## Exercise aim
Convert every line of the listing below into a JSON list of strings, one string per line, with blank lines and pictures left out.

━━━━

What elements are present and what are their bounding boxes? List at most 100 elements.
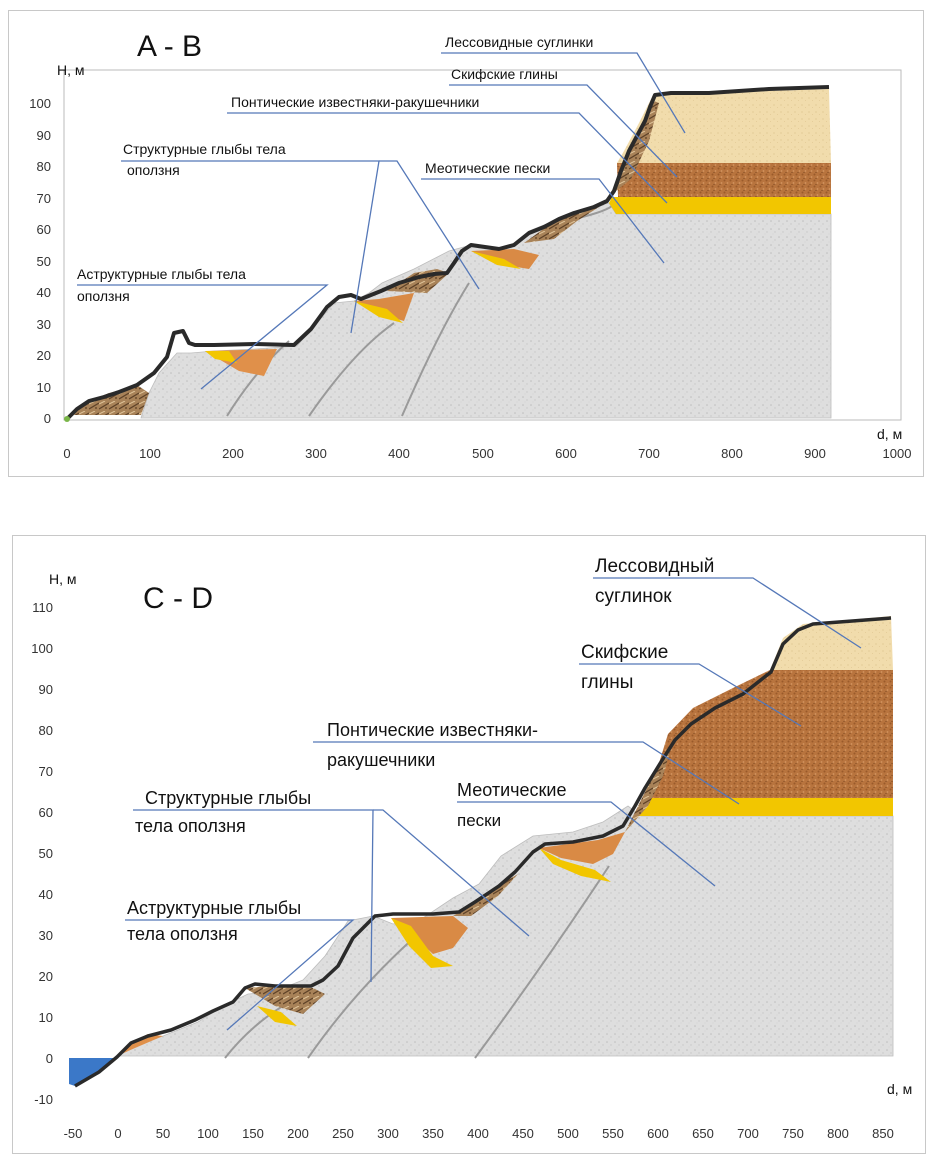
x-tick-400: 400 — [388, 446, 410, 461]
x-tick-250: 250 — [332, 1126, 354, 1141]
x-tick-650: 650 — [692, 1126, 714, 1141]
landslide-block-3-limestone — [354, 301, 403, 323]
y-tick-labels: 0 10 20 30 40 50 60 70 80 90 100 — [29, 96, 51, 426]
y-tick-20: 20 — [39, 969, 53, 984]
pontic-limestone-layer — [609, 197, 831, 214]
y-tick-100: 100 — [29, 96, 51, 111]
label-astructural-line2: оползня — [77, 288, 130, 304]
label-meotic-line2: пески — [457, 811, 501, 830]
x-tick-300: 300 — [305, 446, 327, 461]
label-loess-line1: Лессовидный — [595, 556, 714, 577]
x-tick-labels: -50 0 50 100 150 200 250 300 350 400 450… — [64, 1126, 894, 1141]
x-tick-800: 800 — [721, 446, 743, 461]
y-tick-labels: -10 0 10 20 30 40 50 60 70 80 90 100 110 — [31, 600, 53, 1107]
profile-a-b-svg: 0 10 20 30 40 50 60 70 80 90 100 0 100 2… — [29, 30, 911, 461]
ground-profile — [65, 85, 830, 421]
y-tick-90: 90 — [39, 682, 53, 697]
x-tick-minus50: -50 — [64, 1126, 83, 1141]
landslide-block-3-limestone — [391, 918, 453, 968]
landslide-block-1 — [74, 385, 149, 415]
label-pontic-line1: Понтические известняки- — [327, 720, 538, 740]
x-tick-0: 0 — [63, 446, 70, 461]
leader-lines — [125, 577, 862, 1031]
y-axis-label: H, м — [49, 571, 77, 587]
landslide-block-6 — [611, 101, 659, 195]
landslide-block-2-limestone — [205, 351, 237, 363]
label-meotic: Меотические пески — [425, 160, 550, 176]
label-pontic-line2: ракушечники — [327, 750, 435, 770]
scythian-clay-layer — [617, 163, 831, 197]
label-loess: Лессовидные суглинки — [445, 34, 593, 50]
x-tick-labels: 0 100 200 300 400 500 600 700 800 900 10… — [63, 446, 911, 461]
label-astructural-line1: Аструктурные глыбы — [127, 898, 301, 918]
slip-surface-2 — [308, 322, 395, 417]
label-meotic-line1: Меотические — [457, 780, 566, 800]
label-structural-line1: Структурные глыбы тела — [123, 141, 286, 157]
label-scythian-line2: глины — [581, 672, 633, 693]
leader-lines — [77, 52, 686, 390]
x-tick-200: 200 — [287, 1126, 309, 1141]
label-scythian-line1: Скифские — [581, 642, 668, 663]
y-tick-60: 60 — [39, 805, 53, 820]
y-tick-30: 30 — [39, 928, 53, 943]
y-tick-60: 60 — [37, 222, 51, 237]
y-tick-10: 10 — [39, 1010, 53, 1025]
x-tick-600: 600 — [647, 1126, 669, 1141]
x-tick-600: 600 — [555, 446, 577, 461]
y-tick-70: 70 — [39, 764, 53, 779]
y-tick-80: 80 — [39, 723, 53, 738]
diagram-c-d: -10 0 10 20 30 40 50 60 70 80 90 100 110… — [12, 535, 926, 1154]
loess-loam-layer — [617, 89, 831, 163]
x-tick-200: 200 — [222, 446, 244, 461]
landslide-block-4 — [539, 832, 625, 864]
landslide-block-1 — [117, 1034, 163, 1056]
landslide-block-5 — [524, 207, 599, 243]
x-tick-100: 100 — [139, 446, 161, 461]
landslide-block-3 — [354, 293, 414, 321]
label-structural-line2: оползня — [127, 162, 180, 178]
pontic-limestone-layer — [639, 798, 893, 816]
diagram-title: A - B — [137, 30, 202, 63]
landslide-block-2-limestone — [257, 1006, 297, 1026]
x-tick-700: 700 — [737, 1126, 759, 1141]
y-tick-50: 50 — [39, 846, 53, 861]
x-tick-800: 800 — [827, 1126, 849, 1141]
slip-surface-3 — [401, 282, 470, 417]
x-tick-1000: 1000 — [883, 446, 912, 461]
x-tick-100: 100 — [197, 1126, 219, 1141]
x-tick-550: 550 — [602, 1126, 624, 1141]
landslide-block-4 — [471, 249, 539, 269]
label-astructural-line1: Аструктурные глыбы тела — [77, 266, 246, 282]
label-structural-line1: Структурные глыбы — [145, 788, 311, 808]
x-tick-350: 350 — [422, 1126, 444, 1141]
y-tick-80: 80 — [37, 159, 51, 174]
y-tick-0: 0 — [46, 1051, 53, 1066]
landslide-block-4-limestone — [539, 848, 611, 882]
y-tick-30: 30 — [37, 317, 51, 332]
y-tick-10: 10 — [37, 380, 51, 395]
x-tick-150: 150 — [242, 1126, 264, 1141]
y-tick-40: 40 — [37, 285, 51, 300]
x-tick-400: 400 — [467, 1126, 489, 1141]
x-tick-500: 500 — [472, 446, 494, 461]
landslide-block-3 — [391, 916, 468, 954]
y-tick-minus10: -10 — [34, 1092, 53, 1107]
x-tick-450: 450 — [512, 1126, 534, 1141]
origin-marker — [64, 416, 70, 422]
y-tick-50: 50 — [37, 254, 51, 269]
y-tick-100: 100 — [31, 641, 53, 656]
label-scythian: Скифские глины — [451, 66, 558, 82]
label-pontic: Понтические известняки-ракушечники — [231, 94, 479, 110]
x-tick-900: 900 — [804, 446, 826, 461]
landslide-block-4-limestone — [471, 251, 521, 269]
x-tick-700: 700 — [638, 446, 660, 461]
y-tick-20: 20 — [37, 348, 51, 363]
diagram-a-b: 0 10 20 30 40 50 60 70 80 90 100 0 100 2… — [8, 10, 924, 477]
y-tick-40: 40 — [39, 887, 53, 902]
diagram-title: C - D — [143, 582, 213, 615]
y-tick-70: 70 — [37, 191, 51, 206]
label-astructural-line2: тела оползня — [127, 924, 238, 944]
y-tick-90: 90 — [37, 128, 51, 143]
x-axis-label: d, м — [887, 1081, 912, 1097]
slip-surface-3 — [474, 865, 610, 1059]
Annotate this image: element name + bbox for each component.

━━━━

## Final answer
[
  "What elements are present and what are their bounding boxes? List at most 100 elements.",
  "x-tick-400: 400 — [388, 446, 410, 461]",
  "x-tick-250: 250 — [332, 1126, 354, 1141]",
  "x-tick-650: 650 — [692, 1126, 714, 1141]",
  "landslide-block-3-limestone — [354, 301, 403, 323]",
  "y-tick-labels: 0 10 20 30 40 50 60 70 80 90 100 — [29, 96, 51, 426]",
  "y-tick-20: 20 — [39, 969, 53, 984]",
  "pontic-limestone-layer — [609, 197, 831, 214]",
  "y-tick-100: 100 — [29, 96, 51, 111]",
  "label-astructural-line2: оползня — [77, 288, 130, 304]",
  "label-meotic-line2: пески — [457, 811, 501, 830]",
  "x-tick-300: 300 — [305, 446, 327, 461]",
  "label-loess-line1: Лессовидный — [595, 556, 714, 577]",
  "x-tick-labels: -50 0 50 100 150 200 250 300 350 400 450… — [64, 1126, 894, 1141]",
  "x-tick-800: 800 — [721, 446, 743, 461]",
  "y-tick-labels: -10 0 10 20 30 40 50 60 70 80 90 100 110 — [31, 600, 53, 1107]",
  "profile-a-b-svg: 0 10 20 30 40 50 60 70 80 90 100 0 100 2… — [29, 30, 911, 461]",
  "ground-profile — [65, 85, 830, 421]",
  "y-tick-90: 90 — [39, 682, 53, 697]",
  "x-tick-minus50: -50 — [64, 1126, 83, 1141]",
  "landslide-block-3-limestone — [391, 918, 453, 968]",
  "landslide-block-1 — [74, 385, 149, 415]",
  "label-pontic-line1: Понтические известняки- — [327, 720, 538, 740]",
  "x-tick-0: 0 — [63, 446, 70, 461]",
  "leader-lines — [125, 577, 862, 1031]",
  "y-axis-label: H, м — [49, 571, 77, 587]",
  "landslide-block-6 — [611, 101, 659, 195]",
  "landslide-block-2-limestone — [205, 351, 237, 363]",
  "label-meotic: Меотические пески — [425, 160, 550, 176]",
  "label-pontic-line2: ракушечники — [327, 750, 435, 770]",
  "scythian-clay-layer — [617, 163, 831, 197]",
  "label-loess: Лессовидные суглинки — [445, 34, 593, 50]",
  "x-tick-labels: 0 100 200 300 400 500 600 700 800 900 10… — [63, 446, 911, 461]",
  "label-astructural-line1: Аструктурные глыбы — [127, 898, 301, 918]",
  "slip-surface-2 — [308, 322, 395, 417]",
  "label-meotic-line1: Меотические — [457, 780, 566, 800]",
  "label-structural-line1: Структурные глыбы тела — [123, 141, 286, 157]",
  "label-scythian-line2: глины — [581, 672, 633, 693]",
  "leader-lines — [77, 52, 686, 390]",
  "x-tick-200: 200 — [287, 1126, 309, 1141]",
  "label-scythian-line1: Скифские — [581, 642, 668, 663]",
  "y-tick-60: 60 — [39, 805, 53, 820]",
  "y-tick-30: 30 — [39, 928, 53, 943]",
  "y-tick-60: 60 — [37, 222, 51, 237]",
  "y-tick-10: 10 — [39, 1010, 53, 1025]",
  "x-tick-600: 600 — [647, 1126, 669, 1141]",
  "x-tick-600: 600 — [555, 446, 577, 461]",
  "y-tick-70: 70 — [39, 764, 53, 779]",
  "y-tick-80: 80 — [39, 723, 53, 738]",
  "diagram-c-d: -10 0 10 20 30 40 50 60 70 80 90 100 110… — [12, 535, 926, 1154]",
  "loess-loam-layer — [617, 89, 831, 163]",
  "x-tick-200: 200 — [222, 446, 244, 461]",
  "landslide-block-4 — [539, 832, 625, 864]",
  "landslide-block-1 — [117, 1034, 163, 1056]",
  "landslide-block-5 — [524, 207, 599, 243]",
  "x-tick-100: 100 — [139, 446, 161, 461]",
  "landslide-block-3 — [354, 293, 414, 321]",
  "label-structural-line2: оползня — [127, 162, 180, 178]",
  "pontic-limestone-layer — [639, 798, 893, 816]",
  "diagram-title: A - B — [137, 30, 202, 63]",
  "landslide-block-2-limestone — [257, 1006, 297, 1026]",
  "x-tick-700: 700 — [737, 1126, 759, 1141]",
  "y-tick-50: 50 — [39, 846, 53, 861]",
  "x-tick-800: 800 — [827, 1126, 849, 1141]",
  "slip-surface-3 — [401, 282, 470, 417]",
  "x-tick-1000: 1000 — [883, 446, 912, 461]",
  "x-tick-100: 100 — [197, 1126, 219, 1141]",
  "x-tick-550: 550 — [602, 1126, 624, 1141]",
  "landslide-block-4 — [471, 249, 539, 269]",
  "label-astructural-line1: Аструктурные глыбы тела — [77, 266, 246, 282]",
  "label-structural-line1: Структурные глыбы — [145, 788, 311, 808]",
  "x-tick-350: 350 — [422, 1126, 444, 1141]",
  "y-tick-80: 80 — [37, 159, 51, 174]",
  "y-tick-0: 0 — [46, 1051, 53, 1066]",
  "landslide-block-4-limestone — [539, 848, 611, 882]",
  "y-tick-30: 30 — [37, 317, 51, 332]",
  "y-tick-10: 10 — [37, 380, 51, 395]",
  "x-tick-150: 150 — [242, 1126, 264, 1141]",
  "y-tick-40: 40 — [37, 285, 51, 300]",
  "x-tick-400: 400 — [467, 1126, 489, 1141]",
  "x-tick-500: 500 — [472, 446, 494, 461]",
  "landslide-block-3 — [391, 916, 468, 954]",
  "y-tick-minus10: -10 — [34, 1092, 53, 1107]",
  "x-tick-450: 450 — [512, 1126, 534, 1141]",
  "origin-marker — [64, 416, 70, 422]",
  "y-tick-50: 50 — [37, 254, 51, 269]",
  "y-tick-100: 100 — [31, 641, 53, 656]",
  "label-scythian: Скифские глины — [451, 66, 558, 82]",
  "label-pontic: Понтические известняки-ракушечники — [231, 94, 479, 110]",
  "x-tick-900: 900 — [804, 446, 826, 461]",
  "landslide-block-4-limestone — [471, 251, 521, 269]",
  "x-tick-700: 700 — [638, 446, 660, 461]",
  "y-tick-20: 20 — [37, 348, 51, 363]",
  "diagram-a-b: 0 10 20 30 40 50 60 70 80 90 100 0 100 2… — [8, 10, 924, 477]",
  "y-tick-40: 40 — [39, 887, 53, 902]",
  "diagram-title: C - D — [143, 582, 213, 615]",
  "y-tick-70: 70 — [37, 191, 51, 206]",
  "label-astructural-line2: тела оползня — [127, 924, 238, 944]",
  "y-tick-90: 90 — [37, 128, 51, 143]",
  "x-axis-label: d, м — [887, 1081, 912, 1097]",
  "slip-surface-3 — [474, 865, 610, 1059]",
  "Annotate this image: element name + bbox for each component."
]